Output all the data exactly. Pictures do not belong in the copy.

_ _ _

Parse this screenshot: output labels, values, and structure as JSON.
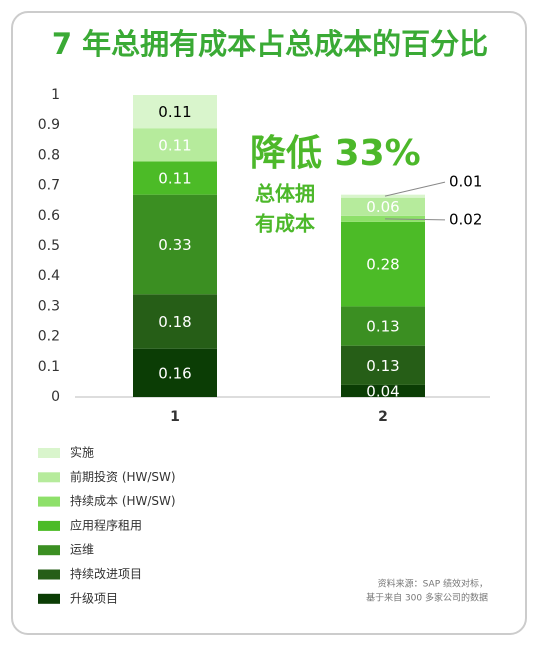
{
  "chart_data": {
    "type": "stacked_bar",
    "title": "7 年总拥有成本占总成本的百分比",
    "categories": [
      "1",
      "2"
    ],
    "series": [
      {
        "name": "实施",
        "color": "#d9f5cc",
        "values": [
          0.11,
          0.01
        ]
      },
      {
        "name": "前期投资 (HW/SW)",
        "color": "#b6eb9c",
        "values": [
          0.11,
          0.06
        ]
      },
      {
        "name": "持续成本 (HW/SW)",
        "color": "#8ee06a",
        "values": [
          0,
          0.02
        ]
      },
      {
        "name": "应用程序租用",
        "color": "#4cbb27",
        "values": [
          0.11,
          0.28
        ]
      },
      {
        "name": "运维",
        "color": "#3b8f22",
        "values": [
          0.33,
          0.13
        ]
      },
      {
        "name": "持续改进项目",
        "color": "#265e17",
        "values": [
          0.18,
          0.13
        ]
      },
      {
        "name": "升级项目",
        "color": "#0b3d05",
        "values": [
          0.16,
          0.04
        ]
      }
    ],
    "ylim": [
      0,
      1
    ],
    "yticks": [
      0,
      0.1,
      0.2,
      0.3,
      0.4,
      0.5,
      0.6,
      0.7,
      0.8,
      0.9,
      1
    ],
    "annotations": [
      "降低 33%",
      "总体拥",
      "有成本"
    ],
    "source": [
      "资料来源：SAP 绩效对标，",
      "基于来自 300 多家公司的数据"
    ]
  }
}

_ _ _

**RESPONSE FOR THIS EXERCISE:**
Parse this screenshot: output labels, values, and structure as JSON.
{
  "chart_data": {
    "type": "stacked_bar",
    "title": "7 年总拥有成本占总成本的百分比",
    "categories": [
      "1",
      "2"
    ],
    "series": [
      {
        "name": "实施",
        "color": "#d9f5cc",
        "values": [
          0.11,
          0.01
        ]
      },
      {
        "name": "前期投资 (HW/SW)",
        "color": "#b6eb9c",
        "values": [
          0.11,
          0.06
        ]
      },
      {
        "name": "持续成本 (HW/SW)",
        "color": "#8ee06a",
        "values": [
          0,
          0.02
        ]
      },
      {
        "name": "应用程序租用",
        "color": "#4cbb27",
        "values": [
          0.11,
          0.28
        ]
      },
      {
        "name": "运维",
        "color": "#3b8f22",
        "values": [
          0.33,
          0.13
        ]
      },
      {
        "name": "持续改进项目",
        "color": "#265e17",
        "values": [
          0.18,
          0.13
        ]
      },
      {
        "name": "升级项目",
        "color": "#0b3d05",
        "values": [
          0.16,
          0.04
        ]
      }
    ],
    "ylim": [
      0,
      1
    ],
    "yticks": [
      0,
      0.1,
      0.2,
      0.3,
      0.4,
      0.5,
      0.6,
      0.7,
      0.8,
      0.9,
      1
    ],
    "annotations": [
      "降低 33%",
      "总体拥",
      "有成本"
    ],
    "source": [
      "资料来源：SAP 绩效对标，",
      "基于来自 300 多家公司的数据"
    ]
  }
}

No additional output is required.